Element placement records:
◆ ◆ ◆
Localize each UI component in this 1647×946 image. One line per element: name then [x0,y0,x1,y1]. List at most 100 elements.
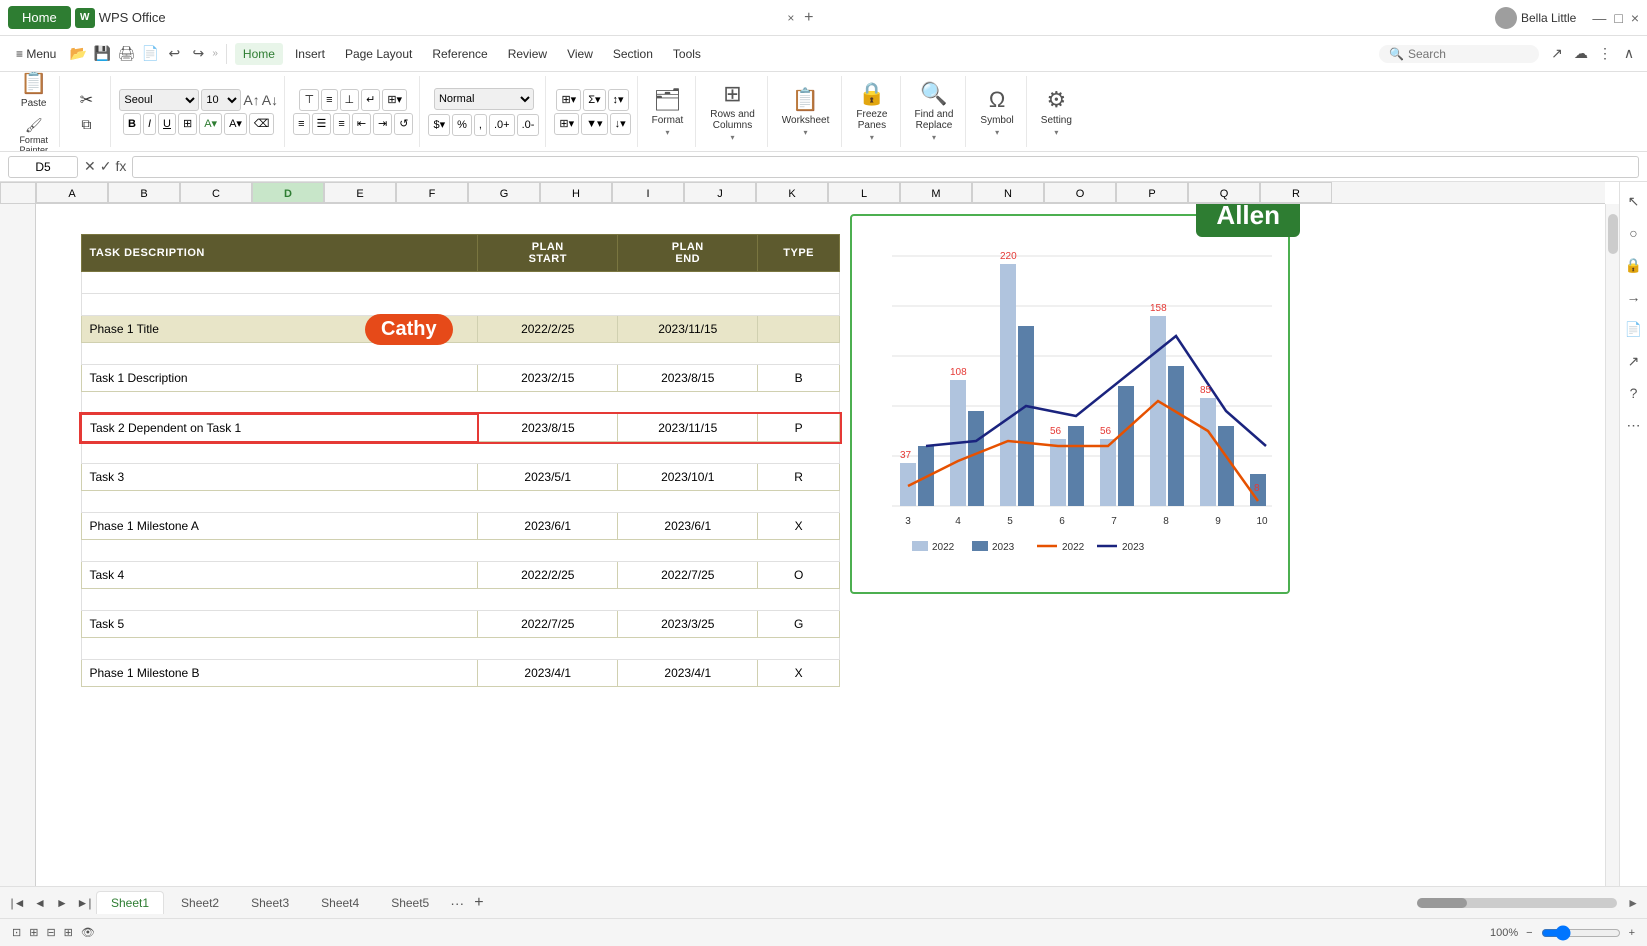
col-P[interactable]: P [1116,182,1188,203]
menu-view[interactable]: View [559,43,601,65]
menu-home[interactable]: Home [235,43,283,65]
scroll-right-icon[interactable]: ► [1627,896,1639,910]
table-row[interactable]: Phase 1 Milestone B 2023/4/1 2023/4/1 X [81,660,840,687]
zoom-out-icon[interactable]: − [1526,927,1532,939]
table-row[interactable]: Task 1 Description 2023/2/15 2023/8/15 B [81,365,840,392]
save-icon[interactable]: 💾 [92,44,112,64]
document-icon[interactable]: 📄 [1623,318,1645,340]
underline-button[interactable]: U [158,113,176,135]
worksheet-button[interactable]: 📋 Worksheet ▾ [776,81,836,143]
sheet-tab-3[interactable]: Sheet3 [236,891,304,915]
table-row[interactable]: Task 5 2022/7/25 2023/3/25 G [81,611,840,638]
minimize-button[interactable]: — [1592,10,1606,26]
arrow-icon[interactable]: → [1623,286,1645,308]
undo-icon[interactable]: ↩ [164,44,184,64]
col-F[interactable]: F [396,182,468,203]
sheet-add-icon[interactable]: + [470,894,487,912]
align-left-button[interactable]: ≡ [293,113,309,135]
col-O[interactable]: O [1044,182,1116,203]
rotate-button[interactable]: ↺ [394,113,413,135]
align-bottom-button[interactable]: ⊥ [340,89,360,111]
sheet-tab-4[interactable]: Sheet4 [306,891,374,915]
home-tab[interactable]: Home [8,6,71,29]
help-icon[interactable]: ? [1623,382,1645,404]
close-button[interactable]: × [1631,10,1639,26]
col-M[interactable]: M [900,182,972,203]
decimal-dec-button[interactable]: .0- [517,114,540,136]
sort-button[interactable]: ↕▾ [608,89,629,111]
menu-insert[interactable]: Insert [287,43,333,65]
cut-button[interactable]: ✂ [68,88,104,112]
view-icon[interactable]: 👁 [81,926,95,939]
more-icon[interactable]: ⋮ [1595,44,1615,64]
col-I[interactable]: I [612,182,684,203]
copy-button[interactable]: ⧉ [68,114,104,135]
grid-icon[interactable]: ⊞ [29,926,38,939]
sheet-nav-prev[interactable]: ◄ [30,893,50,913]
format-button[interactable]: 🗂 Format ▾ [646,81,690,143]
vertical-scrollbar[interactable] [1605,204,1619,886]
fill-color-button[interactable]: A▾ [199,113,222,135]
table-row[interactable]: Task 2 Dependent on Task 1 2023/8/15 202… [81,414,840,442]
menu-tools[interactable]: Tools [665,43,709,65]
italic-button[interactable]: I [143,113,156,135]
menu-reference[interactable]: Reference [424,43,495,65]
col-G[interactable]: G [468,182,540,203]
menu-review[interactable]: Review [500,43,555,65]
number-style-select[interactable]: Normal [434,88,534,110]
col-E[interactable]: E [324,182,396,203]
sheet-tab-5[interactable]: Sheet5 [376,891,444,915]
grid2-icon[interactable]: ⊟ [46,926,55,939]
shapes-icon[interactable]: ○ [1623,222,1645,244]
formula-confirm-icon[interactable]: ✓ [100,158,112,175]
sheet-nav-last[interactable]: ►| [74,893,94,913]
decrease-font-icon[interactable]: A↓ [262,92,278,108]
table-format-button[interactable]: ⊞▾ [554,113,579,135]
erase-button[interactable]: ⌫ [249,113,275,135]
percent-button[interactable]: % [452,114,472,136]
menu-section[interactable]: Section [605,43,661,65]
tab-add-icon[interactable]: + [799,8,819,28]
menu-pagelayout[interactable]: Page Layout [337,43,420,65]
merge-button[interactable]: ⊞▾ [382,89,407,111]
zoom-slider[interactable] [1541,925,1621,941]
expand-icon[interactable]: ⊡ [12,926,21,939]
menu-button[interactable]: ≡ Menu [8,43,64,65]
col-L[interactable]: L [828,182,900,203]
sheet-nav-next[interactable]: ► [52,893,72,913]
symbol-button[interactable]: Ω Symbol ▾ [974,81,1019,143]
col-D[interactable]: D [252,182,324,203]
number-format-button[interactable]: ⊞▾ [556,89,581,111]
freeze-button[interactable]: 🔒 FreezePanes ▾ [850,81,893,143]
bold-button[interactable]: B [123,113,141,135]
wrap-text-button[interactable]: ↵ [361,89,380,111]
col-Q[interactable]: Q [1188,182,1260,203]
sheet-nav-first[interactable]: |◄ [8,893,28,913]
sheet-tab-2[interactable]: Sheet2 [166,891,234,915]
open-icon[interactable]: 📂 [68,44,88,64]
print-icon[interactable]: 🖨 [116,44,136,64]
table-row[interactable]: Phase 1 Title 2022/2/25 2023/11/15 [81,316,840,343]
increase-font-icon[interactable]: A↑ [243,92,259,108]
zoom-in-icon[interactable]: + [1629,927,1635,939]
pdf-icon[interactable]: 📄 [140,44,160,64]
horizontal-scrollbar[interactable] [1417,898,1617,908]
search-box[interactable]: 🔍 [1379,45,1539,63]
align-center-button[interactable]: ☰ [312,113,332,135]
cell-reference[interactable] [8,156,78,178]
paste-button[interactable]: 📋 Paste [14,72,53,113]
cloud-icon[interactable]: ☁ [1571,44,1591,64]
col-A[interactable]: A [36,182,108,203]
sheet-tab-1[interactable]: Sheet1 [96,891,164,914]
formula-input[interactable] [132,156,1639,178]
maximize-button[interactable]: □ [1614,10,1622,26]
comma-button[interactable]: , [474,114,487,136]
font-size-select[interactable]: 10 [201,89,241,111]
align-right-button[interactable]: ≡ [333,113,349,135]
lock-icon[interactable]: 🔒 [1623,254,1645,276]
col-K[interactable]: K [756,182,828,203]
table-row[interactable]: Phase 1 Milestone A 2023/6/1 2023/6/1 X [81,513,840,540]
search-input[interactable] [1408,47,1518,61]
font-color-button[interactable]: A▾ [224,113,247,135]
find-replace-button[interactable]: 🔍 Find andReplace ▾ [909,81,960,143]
◆ ◆ ◆
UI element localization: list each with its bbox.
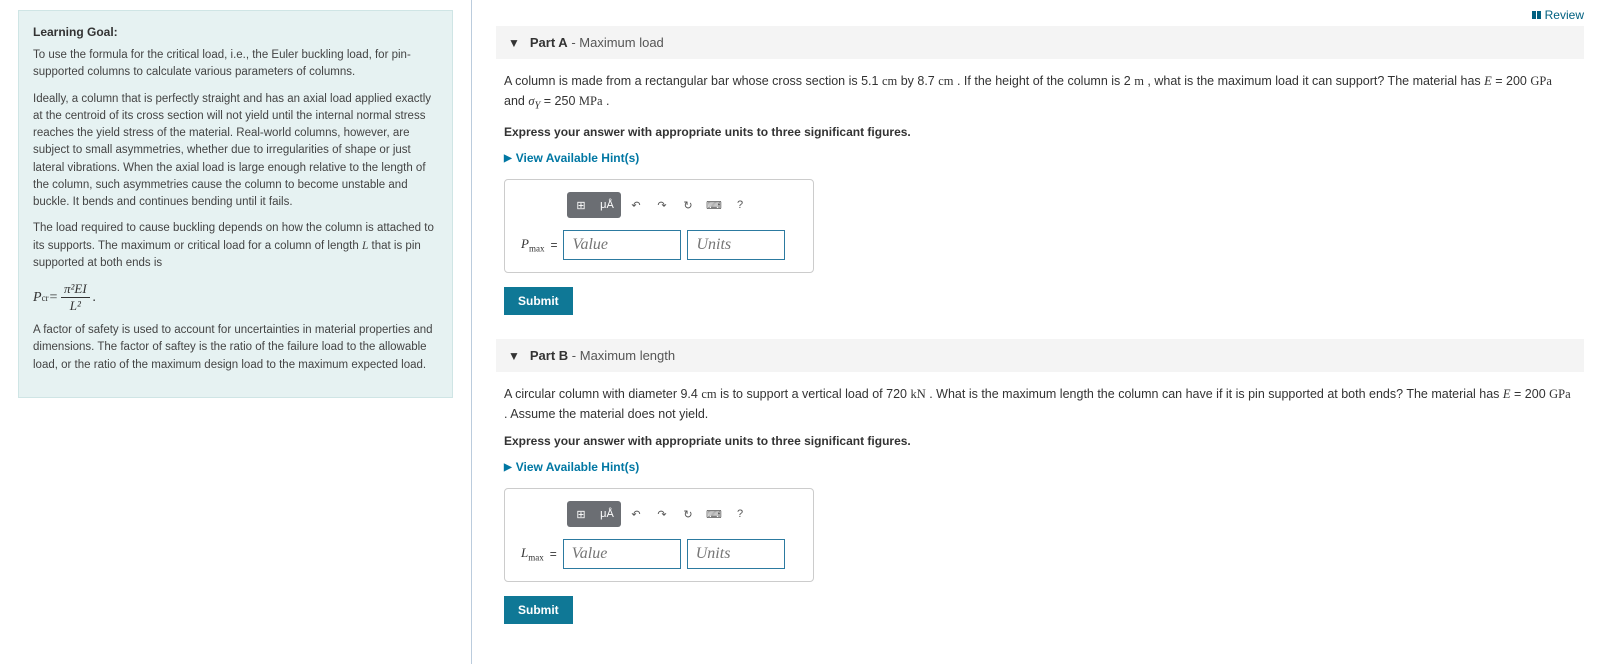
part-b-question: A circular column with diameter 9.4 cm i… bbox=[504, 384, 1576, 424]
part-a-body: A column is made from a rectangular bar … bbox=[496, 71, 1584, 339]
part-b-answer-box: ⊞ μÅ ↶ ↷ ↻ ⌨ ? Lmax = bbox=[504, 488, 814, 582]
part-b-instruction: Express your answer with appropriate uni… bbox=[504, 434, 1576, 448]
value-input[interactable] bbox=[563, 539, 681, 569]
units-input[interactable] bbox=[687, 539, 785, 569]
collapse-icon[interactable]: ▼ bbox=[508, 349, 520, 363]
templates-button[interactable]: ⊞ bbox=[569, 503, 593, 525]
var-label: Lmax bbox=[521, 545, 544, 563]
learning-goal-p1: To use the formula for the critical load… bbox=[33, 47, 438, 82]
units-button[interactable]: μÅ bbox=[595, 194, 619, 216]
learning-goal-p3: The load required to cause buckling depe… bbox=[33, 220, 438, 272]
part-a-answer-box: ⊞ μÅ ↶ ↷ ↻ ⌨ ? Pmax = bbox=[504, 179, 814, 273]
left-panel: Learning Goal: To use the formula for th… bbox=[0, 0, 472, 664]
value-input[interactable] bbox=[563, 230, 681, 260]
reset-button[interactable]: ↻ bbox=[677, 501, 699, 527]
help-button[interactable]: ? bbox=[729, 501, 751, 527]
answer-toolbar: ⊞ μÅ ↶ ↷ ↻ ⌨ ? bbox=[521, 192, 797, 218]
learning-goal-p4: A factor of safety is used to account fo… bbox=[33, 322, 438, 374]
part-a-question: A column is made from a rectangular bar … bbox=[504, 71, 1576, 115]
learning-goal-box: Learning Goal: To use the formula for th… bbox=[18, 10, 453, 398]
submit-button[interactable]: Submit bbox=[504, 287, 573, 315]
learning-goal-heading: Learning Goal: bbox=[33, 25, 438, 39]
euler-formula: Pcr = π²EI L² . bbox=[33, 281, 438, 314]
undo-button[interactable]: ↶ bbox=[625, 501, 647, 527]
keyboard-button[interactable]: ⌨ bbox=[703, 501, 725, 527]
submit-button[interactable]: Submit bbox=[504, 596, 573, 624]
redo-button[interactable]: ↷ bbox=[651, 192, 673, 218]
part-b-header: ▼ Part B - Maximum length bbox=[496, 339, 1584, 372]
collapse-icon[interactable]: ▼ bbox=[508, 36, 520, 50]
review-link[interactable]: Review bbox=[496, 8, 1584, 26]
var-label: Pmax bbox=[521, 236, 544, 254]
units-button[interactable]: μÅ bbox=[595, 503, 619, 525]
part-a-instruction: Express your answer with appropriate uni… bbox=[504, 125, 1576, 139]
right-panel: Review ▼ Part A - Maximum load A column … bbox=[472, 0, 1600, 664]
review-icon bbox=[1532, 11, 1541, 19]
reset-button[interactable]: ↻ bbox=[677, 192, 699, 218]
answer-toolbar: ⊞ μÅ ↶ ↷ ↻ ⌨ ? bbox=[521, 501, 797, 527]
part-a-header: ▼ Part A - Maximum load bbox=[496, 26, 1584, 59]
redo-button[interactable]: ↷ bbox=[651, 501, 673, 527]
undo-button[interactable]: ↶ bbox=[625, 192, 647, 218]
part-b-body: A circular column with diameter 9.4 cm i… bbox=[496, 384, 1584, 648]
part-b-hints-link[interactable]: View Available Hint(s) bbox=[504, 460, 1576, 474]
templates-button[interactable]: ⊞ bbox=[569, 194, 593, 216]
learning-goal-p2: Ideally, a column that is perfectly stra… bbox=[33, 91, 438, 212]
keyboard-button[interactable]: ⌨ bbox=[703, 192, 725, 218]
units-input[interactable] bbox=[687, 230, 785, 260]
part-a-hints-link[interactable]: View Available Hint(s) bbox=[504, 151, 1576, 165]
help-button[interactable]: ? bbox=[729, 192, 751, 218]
◆ ◆ ◆
● THE TASK
Copy the records verbatim, beginning at the line that contains "part-b-question: A circular" and stopping after the line that contains "units-input[interactable] bbox=[687, 539, 785, 569]".

● WRITTEN SOLUTION
part-b-question: A circular column with diameter 9.4 cm i… bbox=[504, 384, 1576, 424]
part-a-body: A column is made from a rectangular bar … bbox=[496, 71, 1584, 339]
part-b-answer-box: ⊞ μÅ ↶ ↷ ↻ ⌨ ? Lmax = bbox=[504, 488, 814, 582]
part-b-instruction: Express your answer with appropriate uni… bbox=[504, 434, 1576, 448]
value-input[interactable] bbox=[563, 539, 681, 569]
units-input[interactable] bbox=[687, 539, 785, 569]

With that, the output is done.